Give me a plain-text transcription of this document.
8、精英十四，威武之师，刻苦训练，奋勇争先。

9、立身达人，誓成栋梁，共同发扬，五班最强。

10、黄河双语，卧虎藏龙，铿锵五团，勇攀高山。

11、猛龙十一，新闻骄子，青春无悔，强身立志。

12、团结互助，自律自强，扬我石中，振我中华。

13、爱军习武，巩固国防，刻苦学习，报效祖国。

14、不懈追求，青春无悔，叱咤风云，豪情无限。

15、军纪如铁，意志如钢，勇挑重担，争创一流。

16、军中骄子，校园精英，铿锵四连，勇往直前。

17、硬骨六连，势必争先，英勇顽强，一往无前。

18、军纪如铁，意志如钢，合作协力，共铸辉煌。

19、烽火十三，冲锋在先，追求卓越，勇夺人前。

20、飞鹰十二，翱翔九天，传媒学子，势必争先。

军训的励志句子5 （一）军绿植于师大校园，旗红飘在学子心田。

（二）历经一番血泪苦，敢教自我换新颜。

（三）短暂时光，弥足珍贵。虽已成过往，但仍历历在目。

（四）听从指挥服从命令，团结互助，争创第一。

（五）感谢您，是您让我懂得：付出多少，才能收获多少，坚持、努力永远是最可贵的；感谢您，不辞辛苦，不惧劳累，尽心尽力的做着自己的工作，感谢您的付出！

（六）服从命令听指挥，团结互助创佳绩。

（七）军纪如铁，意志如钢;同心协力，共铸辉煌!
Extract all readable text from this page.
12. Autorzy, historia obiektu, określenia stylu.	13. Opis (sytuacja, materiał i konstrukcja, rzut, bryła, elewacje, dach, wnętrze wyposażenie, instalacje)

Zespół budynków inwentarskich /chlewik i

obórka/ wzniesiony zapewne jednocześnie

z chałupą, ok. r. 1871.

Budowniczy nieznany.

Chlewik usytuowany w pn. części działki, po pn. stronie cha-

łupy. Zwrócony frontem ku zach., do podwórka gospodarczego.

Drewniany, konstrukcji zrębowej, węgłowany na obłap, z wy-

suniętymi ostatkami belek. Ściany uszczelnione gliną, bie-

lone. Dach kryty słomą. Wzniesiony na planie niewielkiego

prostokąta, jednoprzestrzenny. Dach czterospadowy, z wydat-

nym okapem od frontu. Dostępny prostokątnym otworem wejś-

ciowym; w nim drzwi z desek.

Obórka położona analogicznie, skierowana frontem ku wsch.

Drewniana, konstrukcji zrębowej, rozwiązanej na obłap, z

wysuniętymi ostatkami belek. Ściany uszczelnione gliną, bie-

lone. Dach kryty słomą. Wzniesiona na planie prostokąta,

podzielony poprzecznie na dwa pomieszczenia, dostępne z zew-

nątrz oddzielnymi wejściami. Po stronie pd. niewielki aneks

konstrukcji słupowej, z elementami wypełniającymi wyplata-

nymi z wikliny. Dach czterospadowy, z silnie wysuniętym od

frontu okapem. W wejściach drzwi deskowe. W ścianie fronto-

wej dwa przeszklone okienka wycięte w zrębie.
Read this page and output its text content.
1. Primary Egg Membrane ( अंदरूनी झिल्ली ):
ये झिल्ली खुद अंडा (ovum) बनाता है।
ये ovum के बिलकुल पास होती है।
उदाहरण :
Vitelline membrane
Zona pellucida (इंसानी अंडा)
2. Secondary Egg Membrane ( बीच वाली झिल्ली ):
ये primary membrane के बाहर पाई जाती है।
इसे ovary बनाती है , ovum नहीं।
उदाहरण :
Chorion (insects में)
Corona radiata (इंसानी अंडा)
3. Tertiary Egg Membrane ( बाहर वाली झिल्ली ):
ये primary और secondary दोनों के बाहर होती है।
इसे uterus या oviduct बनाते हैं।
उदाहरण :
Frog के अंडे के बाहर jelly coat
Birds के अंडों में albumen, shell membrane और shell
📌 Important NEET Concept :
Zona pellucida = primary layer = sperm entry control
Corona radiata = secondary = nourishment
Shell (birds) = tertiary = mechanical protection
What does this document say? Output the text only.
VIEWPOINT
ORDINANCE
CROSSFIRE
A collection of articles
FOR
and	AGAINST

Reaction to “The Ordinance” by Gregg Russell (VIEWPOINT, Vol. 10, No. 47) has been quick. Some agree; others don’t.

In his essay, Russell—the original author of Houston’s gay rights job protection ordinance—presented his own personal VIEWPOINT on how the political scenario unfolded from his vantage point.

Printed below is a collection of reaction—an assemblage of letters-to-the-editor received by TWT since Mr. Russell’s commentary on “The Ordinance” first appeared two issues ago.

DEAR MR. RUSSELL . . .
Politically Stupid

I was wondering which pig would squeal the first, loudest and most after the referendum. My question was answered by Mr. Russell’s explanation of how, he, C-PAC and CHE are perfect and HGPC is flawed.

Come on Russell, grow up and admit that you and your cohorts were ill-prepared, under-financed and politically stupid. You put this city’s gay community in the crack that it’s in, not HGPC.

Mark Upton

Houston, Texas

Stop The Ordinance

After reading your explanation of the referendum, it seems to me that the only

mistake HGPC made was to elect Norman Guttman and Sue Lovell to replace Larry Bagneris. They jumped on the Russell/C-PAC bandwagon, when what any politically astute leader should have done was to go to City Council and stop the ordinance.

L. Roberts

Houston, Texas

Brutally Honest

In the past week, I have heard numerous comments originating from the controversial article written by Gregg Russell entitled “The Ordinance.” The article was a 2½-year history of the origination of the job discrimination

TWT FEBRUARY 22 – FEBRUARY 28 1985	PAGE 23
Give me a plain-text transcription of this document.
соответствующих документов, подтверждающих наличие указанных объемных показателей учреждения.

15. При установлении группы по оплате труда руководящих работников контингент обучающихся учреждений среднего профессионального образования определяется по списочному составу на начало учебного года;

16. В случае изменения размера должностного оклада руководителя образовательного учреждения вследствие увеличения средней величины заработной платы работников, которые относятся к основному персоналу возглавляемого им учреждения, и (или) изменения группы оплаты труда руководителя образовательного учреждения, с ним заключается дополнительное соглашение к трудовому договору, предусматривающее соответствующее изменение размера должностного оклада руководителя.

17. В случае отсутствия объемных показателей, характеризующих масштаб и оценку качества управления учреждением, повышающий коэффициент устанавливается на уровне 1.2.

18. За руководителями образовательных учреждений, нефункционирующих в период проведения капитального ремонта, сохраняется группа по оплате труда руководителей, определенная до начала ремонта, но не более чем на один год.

════════════════

-- Directions for this task --
Without omitting anything, output the entries exactly.

-- Result --
Give me a plain-text transcription of this document.
8、精英十四，威武之师，刻苦训练，奋勇争先。

9、立身达人，誓成栋梁，共同发扬，五班最强。

10、黄河双语，卧虎藏龙，铿锵五团，勇攀高山。

11、猛龙十一，新闻骄子，青春无悔，强身立志。

12、团结互助，自律自强，扬我石中，振我中华。

13、爱军习武，巩固国防，刻苦学习，报效祖国。

14、不懈追求，青春无悔，叱咤风云，豪情无限。

15、军纪如铁，意志如钢，勇挑重担，争创一流。

16、军中骄子，校园精英，铿锵四连，勇往直前。

17、硬骨六连，势必争先，英勇顽强，一往无前。

18、军纪如铁，意志如钢，合作协力，共铸辉煌。

19、烽火十三，冲锋在先，追求卓越，勇夺人前。

20、飞鹰十二，翱翔九天，传媒学子，势必争先。

军训的励志句子5 （一）军绿植于师大校园，旗红飘在学子心田。

（二）历经一番血泪苦，敢教自我换新颜。

（三）短暂时光，弥足珍贵。虽已成过往，但仍历历在目。

（四）听从指挥服从命令，团结互助，争创第一。

（五）感谢您，是您让我懂得：付出多少，才能收获多少，坚持、努力永远是最可贵的；感谢您，不辞辛苦，不惧劳累，尽心尽力的做着自己的工作，感谢您的付出！

（六）服从命令听指挥，团结互助创佳绩。

（七）军纪如铁，意志如钢;同心协力，共铸辉煌!
Extract all readable text from this page.
12. Autorzy, historia obiektu, określenia stylu.	13. Opis (sytuacja, materiał i konstrukcja, rzut, bryła, elewacje, dach, wnętrze wyposażenie, instalacje)

Zespół budynków inwentarskich /chlewik i

obórka/ wzniesiony zapewne jednocześnie

z chałupą, ok. r. 1871.

Budowniczy nieznany.

Chlewik usytuowany w pn. części działki, po pn. stronie cha-

łupy. Zwrócony frontem ku zach., do podwórka gospodarczego.

Drewniany, konstrukcji zrębowej, węgłowany na obłap, z wy-

suniętymi ostatkami belek. Ściany uszczelnione gliną, bie-

lone. Dach kryty słomą. Wzniesiony na planie niewielkiego

prostokąta, jednoprzestrzenny. Dach czterospadowy, z wydat-

nym okapem od frontu. Dostępny prostokątnym otworem wejś-

ciowym; w nim drzwi z desek.

Obórka położona analogicznie, skierowana frontem ku wsch.

Drewniana, konstrukcji zrębowej, rozwiązanej na obłap, z

wysuniętymi ostatkami belek. Ściany uszczelnione gliną, bie-

lone. Dach kryty słomą. Wzniesiona na planie prostokąta,

podzielony poprzecznie na dwa pomieszczenia, dostępne z zew-

nątrz oddzielnymi wejściami. Po stronie pd. niewielki aneks

konstrukcji słupowej, z elementami wypełniającymi wyplata-

nymi z wikliny. Dach czterospadowy, z silnie wysuniętym od

frontu okapem. W wejściach drzwi deskowe. W ścianie fronto-

wej dwa przeszklone okienka wycięte w zrębie.
Read this page and output its text content.
1. Primary Egg Membrane ( अंदरूनी झिल्ली ):
ये झिल्ली खुद अंडा (ovum) बनाता है।
ये ovum के बिलकुल पास होती है।
उदाहरण :
Vitelline membrane
Zona pellucida (इंसानी अंडा)
2. Secondary Egg Membrane ( बीच वाली झिल्ली ):
ये primary membrane के बाहर पाई जाती है।
इसे ovary बनाती है , ovum नहीं।
उदाहरण :
Chorion (insects में)
Corona radiata (इंसानी अंडा)
3. Tertiary Egg Membrane ( बाहर वाली झिल्ली ):
ये primary और secondary दोनों के बाहर होती है।
इसे uterus या oviduct बनाते हैं।
उदाहरण :
Frog के अंडे के बाहर jelly coat
Birds के अंडों में albumen, shell membrane और shell
📌 Important NEET Concept :
Zona pellucida = primary layer = sperm entry control
Corona radiata = secondary = nourishment
Shell (birds) = tertiary = mechanical protection
What does this document say? Output the text only.
VIEWPOINT
ORDINANCE
CROSSFIRE
A collection of articles
FOR
and	AGAINST

Reaction to “The Ordinance” by Gregg Russell (VIEWPOINT, Vol. 10, No. 47) has been quick. Some agree; others don’t.

In his essay, Russell—the original author of Houston’s gay rights job protection ordinance—presented his own personal VIEWPOINT on how the political scenario unfolded from his vantage point.

Printed below is a collection of reaction—an assemblage of letters-to-the-editor received by TWT since Mr. Russell’s commentary on “The Ordinance” first appeared two issues ago.

DEAR MR. RUSSELL . . .
Politically Stupid

I was wondering which pig would squeal the first, loudest and most after the referendum. My question was answered by Mr. Russell’s explanation of how, he, C-PAC and CHE are perfect and HGPC is flawed.

Come on Russell, grow up and admit that you and your cohorts were ill-prepared, under-financed and politically stupid. You put this city’s gay community in the crack that it’s in, not HGPC.

Mark Upton

Houston, Texas

Stop The Ordinance

After reading your explanation of the referendum, it seems to me that the only

mistake HGPC made was to elect Norman Guttman and Sue Lovell to replace Larry Bagneris. They jumped on the Russell/C-PAC bandwagon, when what any politically astute leader should have done was to go to City Council and stop the ordinance.

L. Roberts

Houston, Texas

Brutally Honest

In the past week, I have heard numerous comments originating from the controversial article written by Gregg Russell entitled “The Ordinance.” The article was a 2½-year history of the origination of the job discrimination

TWT FEBRUARY 22 – FEBRUARY 28 1985	PAGE 23
Give me a plain-text transcription of this document.
соответствующих документов, подтверждающих наличие указанных объемных показателей учреждения.

15. При установлении группы по оплате труда руководящих работников контингент обучающихся учреждений среднего профессионального образования определяется по списочному составу на начало учебного года;

16. В случае изменения размера должностного оклада руководителя образовательного учреждения вследствие увеличения средней величины заработной платы работников, которые относятся к основному персоналу возглавляемого им учреждения, и (или) изменения группы оплаты труда руководителя образовательного учреждения, с ним заключается дополнительное соглашение к трудовому договору, предусматривающее соответствующее изменение размера должностного оклада руководителя.

17. В случае отсутствия объемных показателей, характеризующих масштаб и оценку качества управления учреждением, повышающий коэффициент устанавливается на уровне 1.2.

18. За руководителями образовательных учреждений, нефункционирующих в период проведения капитального ремонта, сохраняется группа по оплате труда руководителей, определенная до начала ремонта, но не более чем на один год.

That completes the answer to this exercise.